## Excerpted passage

Affordable housing

Overview

There is a significant shortage of housing for persons suffering from chronic mental illness or substance abuse disorders. Thousands of Washingtonians are stuck in institutional settings, or are homeless for lack of suitable housing.

In 2017 the Washington Legislature provided funding to the Department of Commerce to create a Supportive Housing Manager. This position is tasked with coordinating with the Health Care Authority (HCA), the Department of Social and Health Services (DSHS) and other state agencies to expand the availability of supportive housing for persons with mental health conditions or substance use disorders. 

Supportive housing, sometimes referred to as Permanent Supportive Housing, provides eligible clients with a permanent rental subsidy. It also makes available voluntary supportive services designed to assist tenants with housing stability. Supportive housing is a critical housing intervention for every community in Washington, and is part of the solution to ending homelessness.

Funding Opportunity

The Department of Commerce is soliciting applications from qualified owners/operators of permanent supportive housing (PSH) projects for funding of operating and maintenance costs, as well as reimbursement for the cost of supportive services offered to clients in PSH units. Qualified applicants own or operate multifamily housing projects funded by the Washington State Housing Trust Fund, or other public capital funding sources. The Notice of Funding Availability and application can be found here.

Programs

Landlord Mitigation Program

Washington State’s Landlord Mitigation Law (RCW 43.31.605) became effective June 7, 2018. It provides landlords with an incentive and added security to work with tenants receiving rental assistance. The program offers up to $1,000 to the landlord in reimbursement for some potentially required move-in upgrades, up to fourteen days’ rent loss and up to $5,000 in qualifying damages caused by a tenant during tenancy. For more information, visit the website.

Tenancy Preservation Program

Evictions have proven to be a leading cause of new cases of homelessness throughout Washington. The Tenancy Prevention Program benefits both landlord and tenant by maintaining the tenancy. This prevents landlords from facing vacancy and turn over losses while preventing an eviction that would create barriers in the tenant’s ability to find and rent future housing.

## Directive 1
Turn the paragraph of the affordable housing text that begins "Washington State’s Landlord Mitigation Law" into a short bulleted list that keeps its main facts.
The affordable housing text and the records are separate, unrelated material.

Element and coordinate records:
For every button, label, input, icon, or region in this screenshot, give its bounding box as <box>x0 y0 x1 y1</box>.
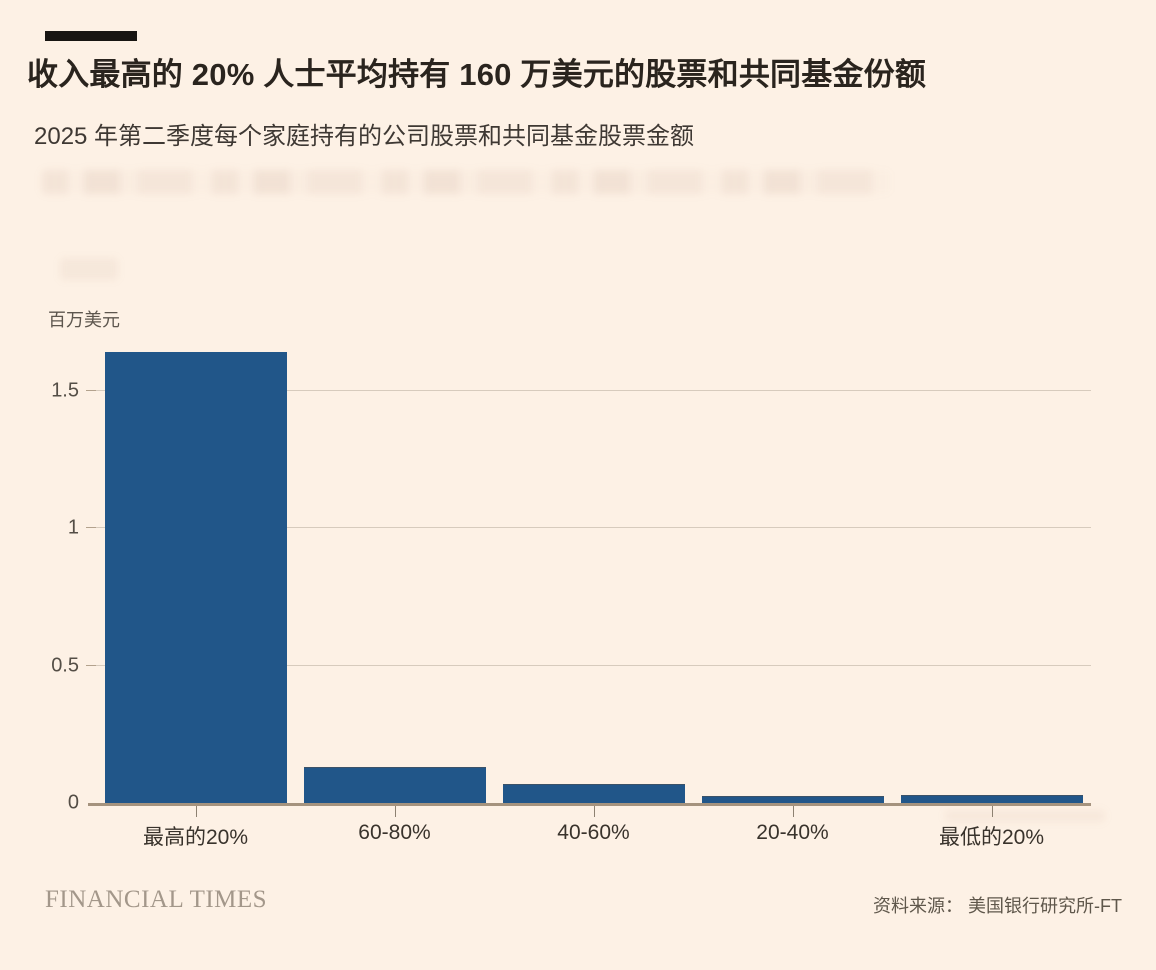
y-axis-unit-label: 百万美元 <box>48 310 120 330</box>
x-axis-tick <box>195 806 197 817</box>
x-tick-label: 最低的20% <box>938 826 1045 849</box>
x-tick-label: 60-80% <box>358 821 431 844</box>
gridline <box>96 527 1091 528</box>
chart-title: 收入最高的 20% 人士平均持有 160 万美元的股票和共同基金份额 <box>27 57 927 92</box>
bar <box>701 796 884 803</box>
x-category: 40-60% <box>494 806 693 851</box>
y-tick-label: 0 <box>67 791 79 814</box>
x-axis-line <box>88 803 1091 806</box>
gridline <box>96 389 1091 391</box>
bars-row <box>96 333 1091 803</box>
bar <box>502 783 685 803</box>
x-axis-labels: 最高的20% 60-80% 40-60% 20-40% 最低的20% <box>96 806 1091 851</box>
title-accent-bar <box>45 31 137 41</box>
chart-subtitle: 2025 年第二季度每个家庭持有的公司股票和共同基金股票金额 <box>34 123 695 150</box>
plot-area: 0 0.5 1 1.5 <box>51 333 1091 814</box>
bar-slot <box>892 333 1091 803</box>
x-category: 最低的20% <box>892 806 1091 851</box>
x-axis-tick <box>792 806 794 817</box>
ghost-text-artifact <box>42 170 890 194</box>
y-tick-label: 0.5 <box>51 654 79 676</box>
x-axis-tick <box>593 806 595 817</box>
x-axis-tick <box>991 806 993 817</box>
bar <box>303 767 486 803</box>
bar-slot <box>494 333 693 803</box>
source-note: 资料来源： 美国银行研究所-FT <box>873 896 1122 916</box>
bar <box>900 794 1083 803</box>
x-category: 20-40% <box>693 806 892 851</box>
bar-slot <box>295 333 494 803</box>
y-axis-tick <box>86 527 96 528</box>
x-category: 最高的20% <box>96 806 295 851</box>
x-tick-label: 40-60% <box>557 821 630 844</box>
x-tick-label: 20-40% <box>756 821 829 844</box>
y-axis-tick <box>86 389 96 391</box>
bar-slot <box>96 333 295 803</box>
ghost-text-artifact <box>60 258 118 280</box>
y-axis-tick <box>86 664 96 666</box>
x-tick-label: 最高的20% <box>142 826 249 849</box>
gridline <box>96 664 1091 666</box>
y-tick-label: 1.5 <box>51 379 79 401</box>
x-category: 60-80% <box>295 806 494 851</box>
bar-slot <box>693 333 892 803</box>
bar <box>104 352 287 803</box>
x-axis-tick <box>394 806 396 817</box>
bar-chart: 0 0.5 1 1.5 最高的20% 60-80% 40-60% 20-40% 最低的20% <box>51 333 1091 849</box>
y-tick-label: 1 <box>67 516 79 539</box>
ft-logo-text: FINANCIAL TIMES <box>45 886 268 913</box>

## Directive 2
From the records, return unchanged the lines from the line with "y-axis-unit-label: 百万美元 <box>48" up to and including the line with "plot-area: 0 0.5".

## Full answer 1
- Washington State’s Landlord Mitigation Law (RCW 43.31.605) took effect June 7, 2018.
- It gives landlords an incentive and added security to work with tenants receiving rental assistance.
- It reimburses landlords up to $1,000 for some potentially required move-in upgrades.
- It covers up to fourteen days’ rent loss.
- It covers up to $5,000 in qualifying damages caused by a tenant during tenancy.
- More information is on the program website.

## Full answer 2
y-axis-unit-label: 百万美元 <box>48 310 120 330</box>
x-axis-tick <box>195 806 197 817</box>
x-tick-label: 最低的20% <box>938 826 1045 849</box>
x-tick-label: 60-80% <box>358 821 431 844</box>
gridline <box>96 527 1091 528</box>
chart-title: 收入最高的 20% 人士平均持有 160 万美元的股票和共同基金份额 <box>27 57 927 92</box>
bar <box>701 796 884 803</box>
x-category: 40-60% <box>494 806 693 851</box>
y-tick-label: 0 <box>67 791 79 814</box>
x-axis-line <box>88 803 1091 806</box>
gridline <box>96 389 1091 391</box>
bars-row <box>96 333 1091 803</box>
bar <box>502 783 685 803</box>
x-axis-labels: 最高的20% 60-80% 40-60% 20-40% 最低的20% <box>96 806 1091 851</box>
title-accent-bar <box>45 31 137 41</box>
chart-subtitle: 2025 年第二季度每个家庭持有的公司股票和共同基金股票金额 <box>34 123 695 150</box>
plot-area: 0 0.5 1 1.5 <box>51 333 1091 814</box>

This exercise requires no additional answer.